Task inputs:
● ● ●
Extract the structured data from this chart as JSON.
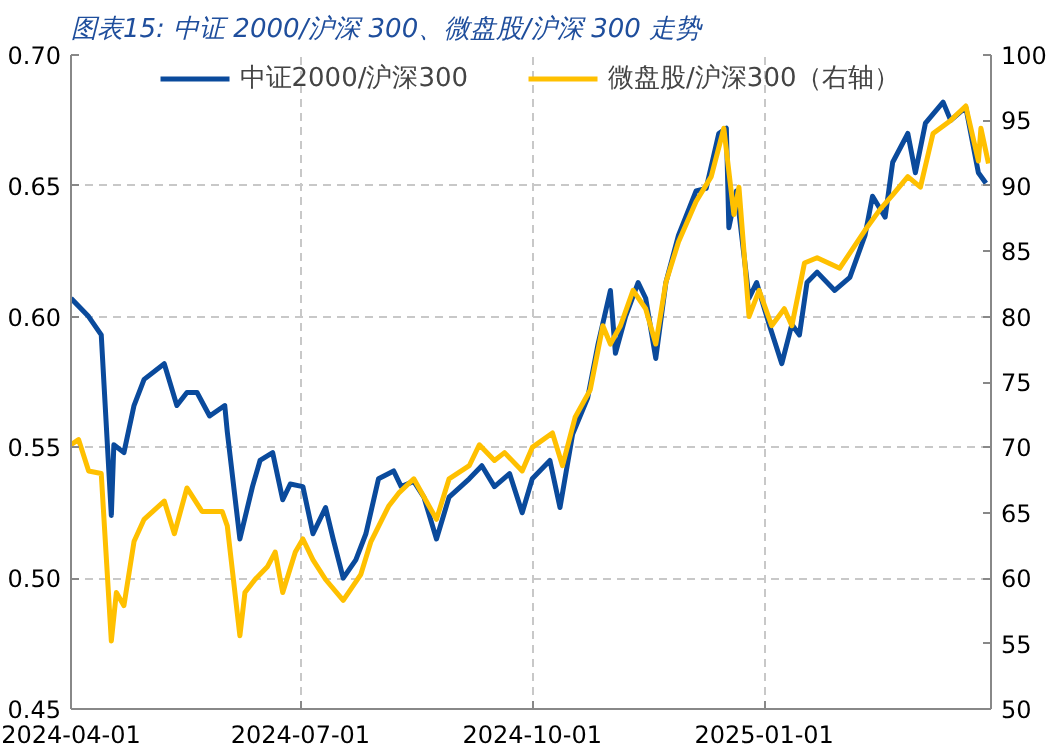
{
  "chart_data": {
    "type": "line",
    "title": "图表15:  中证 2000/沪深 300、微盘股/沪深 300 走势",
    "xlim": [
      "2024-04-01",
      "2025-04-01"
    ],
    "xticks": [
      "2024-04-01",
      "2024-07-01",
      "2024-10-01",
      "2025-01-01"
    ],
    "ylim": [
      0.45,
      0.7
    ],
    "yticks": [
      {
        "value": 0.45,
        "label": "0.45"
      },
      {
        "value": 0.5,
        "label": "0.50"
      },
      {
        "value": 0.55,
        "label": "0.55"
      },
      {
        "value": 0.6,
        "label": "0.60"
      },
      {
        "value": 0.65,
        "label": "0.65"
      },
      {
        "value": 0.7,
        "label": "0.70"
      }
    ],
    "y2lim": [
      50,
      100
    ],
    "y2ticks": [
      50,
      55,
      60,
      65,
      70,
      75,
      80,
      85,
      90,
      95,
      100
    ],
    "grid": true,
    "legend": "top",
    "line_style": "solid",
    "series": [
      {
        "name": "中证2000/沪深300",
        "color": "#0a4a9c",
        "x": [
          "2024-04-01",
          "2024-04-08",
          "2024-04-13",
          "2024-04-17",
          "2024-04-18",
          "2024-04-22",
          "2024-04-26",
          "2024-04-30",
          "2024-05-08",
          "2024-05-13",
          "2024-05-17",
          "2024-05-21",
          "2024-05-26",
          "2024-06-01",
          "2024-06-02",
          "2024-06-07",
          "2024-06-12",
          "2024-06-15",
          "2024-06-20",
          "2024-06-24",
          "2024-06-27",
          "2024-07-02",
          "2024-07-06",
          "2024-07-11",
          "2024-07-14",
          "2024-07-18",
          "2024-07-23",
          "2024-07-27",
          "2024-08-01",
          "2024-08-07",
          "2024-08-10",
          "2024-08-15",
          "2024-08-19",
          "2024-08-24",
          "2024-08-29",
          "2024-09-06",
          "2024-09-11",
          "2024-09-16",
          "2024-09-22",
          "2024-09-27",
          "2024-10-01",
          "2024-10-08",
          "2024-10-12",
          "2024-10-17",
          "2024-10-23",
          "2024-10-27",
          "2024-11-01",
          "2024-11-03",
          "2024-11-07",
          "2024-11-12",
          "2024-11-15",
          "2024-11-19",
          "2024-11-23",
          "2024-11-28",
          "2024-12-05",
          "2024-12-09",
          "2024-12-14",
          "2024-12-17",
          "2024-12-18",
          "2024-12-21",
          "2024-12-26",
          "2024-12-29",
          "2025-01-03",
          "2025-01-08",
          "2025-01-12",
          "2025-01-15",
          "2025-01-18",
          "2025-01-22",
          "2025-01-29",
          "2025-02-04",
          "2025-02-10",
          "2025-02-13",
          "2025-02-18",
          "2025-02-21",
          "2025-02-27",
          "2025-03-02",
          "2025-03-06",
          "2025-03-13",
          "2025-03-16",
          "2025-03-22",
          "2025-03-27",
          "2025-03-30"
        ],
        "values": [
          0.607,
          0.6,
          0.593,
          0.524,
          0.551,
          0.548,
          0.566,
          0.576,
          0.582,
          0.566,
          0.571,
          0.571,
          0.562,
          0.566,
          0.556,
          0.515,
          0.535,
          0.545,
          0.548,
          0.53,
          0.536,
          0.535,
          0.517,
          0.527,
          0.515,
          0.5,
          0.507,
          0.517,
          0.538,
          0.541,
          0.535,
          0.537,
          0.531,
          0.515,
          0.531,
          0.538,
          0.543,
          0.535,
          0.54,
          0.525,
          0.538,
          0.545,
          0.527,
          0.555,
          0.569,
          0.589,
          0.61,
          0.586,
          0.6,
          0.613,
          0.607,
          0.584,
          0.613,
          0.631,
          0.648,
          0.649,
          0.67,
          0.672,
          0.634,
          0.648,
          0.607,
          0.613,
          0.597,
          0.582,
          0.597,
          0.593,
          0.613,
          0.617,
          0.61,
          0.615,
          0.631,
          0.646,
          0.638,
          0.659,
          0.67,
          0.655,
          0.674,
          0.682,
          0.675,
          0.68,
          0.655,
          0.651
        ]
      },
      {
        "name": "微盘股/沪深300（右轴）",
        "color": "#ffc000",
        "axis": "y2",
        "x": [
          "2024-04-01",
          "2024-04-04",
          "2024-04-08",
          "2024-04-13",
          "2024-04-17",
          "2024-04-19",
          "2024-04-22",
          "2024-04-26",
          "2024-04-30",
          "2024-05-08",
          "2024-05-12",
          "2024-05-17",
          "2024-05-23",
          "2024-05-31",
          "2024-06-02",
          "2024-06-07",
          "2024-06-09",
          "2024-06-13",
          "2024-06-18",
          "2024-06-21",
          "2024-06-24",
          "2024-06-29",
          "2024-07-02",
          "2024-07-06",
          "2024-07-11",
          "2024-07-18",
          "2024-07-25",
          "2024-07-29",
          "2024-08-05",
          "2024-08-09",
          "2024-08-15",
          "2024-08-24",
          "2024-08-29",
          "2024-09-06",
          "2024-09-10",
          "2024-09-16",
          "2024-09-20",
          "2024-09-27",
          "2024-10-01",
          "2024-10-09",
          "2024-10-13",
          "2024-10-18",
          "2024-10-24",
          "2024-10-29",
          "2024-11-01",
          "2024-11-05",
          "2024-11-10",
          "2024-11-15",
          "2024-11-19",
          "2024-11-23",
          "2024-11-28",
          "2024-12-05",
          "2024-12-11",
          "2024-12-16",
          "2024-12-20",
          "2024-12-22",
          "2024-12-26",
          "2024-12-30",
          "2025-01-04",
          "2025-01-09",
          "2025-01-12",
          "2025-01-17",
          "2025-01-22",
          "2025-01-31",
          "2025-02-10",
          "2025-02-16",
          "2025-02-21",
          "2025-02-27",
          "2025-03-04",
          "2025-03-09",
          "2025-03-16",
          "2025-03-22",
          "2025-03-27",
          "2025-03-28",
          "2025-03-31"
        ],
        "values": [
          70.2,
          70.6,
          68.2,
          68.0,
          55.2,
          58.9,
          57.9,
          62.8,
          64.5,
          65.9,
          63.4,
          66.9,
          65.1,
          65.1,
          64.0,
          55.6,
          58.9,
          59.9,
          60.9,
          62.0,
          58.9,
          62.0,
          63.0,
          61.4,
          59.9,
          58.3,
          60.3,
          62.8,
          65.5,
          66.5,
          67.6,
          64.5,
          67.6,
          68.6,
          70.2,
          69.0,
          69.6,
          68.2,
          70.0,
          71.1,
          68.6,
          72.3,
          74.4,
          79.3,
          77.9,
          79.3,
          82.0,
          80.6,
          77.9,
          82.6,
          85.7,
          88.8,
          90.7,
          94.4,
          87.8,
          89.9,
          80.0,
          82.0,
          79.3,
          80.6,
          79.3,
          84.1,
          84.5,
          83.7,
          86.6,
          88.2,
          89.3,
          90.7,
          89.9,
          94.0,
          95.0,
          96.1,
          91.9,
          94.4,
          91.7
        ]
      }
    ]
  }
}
● ● ●
The request:
Of all the lines in the data above, state how many include "label". Say only the number.

Finished exercise:
6